GIVEN INSTRUCTION: Your task is to output the listing word for word, with pictures excluded.

MATERIAL TO PROCESS:
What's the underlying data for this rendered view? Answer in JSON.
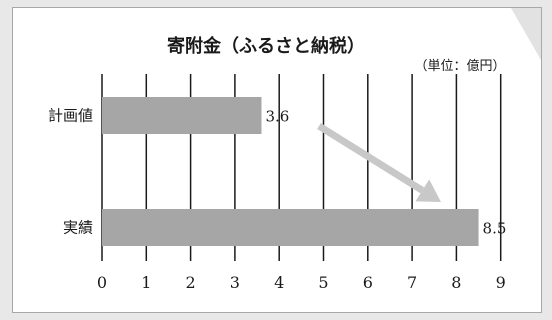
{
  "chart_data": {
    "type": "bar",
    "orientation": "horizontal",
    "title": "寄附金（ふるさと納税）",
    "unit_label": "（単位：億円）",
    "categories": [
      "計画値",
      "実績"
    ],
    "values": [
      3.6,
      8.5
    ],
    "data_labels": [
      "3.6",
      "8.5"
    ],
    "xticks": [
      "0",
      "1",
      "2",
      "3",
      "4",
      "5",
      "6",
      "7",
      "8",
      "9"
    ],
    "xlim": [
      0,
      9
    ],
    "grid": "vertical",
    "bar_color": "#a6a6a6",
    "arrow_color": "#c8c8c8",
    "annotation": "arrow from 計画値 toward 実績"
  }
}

RESULT BELOW:
What's the underlying data for this rendered view? Answer in JSON.
{
  "chart_data": {
    "type": "bar",
    "orientation": "horizontal",
    "title": "寄附金（ふるさと納税）",
    "unit_label": "（単位：億円）",
    "categories": [
      "計画値",
      "実績"
    ],
    "values": [
      3.6,
      8.5
    ],
    "data_labels": [
      "3.6",
      "8.5"
    ],
    "xticks": [
      "0",
      "1",
      "2",
      "3",
      "4",
      "5",
      "6",
      "7",
      "8",
      "9"
    ],
    "xlim": [
      0,
      9
    ],
    "grid": "vertical",
    "bar_color": "#a6a6a6",
    "arrow_color": "#c8c8c8",
    "annotation": "arrow from 計画値 toward 実績"
  }
}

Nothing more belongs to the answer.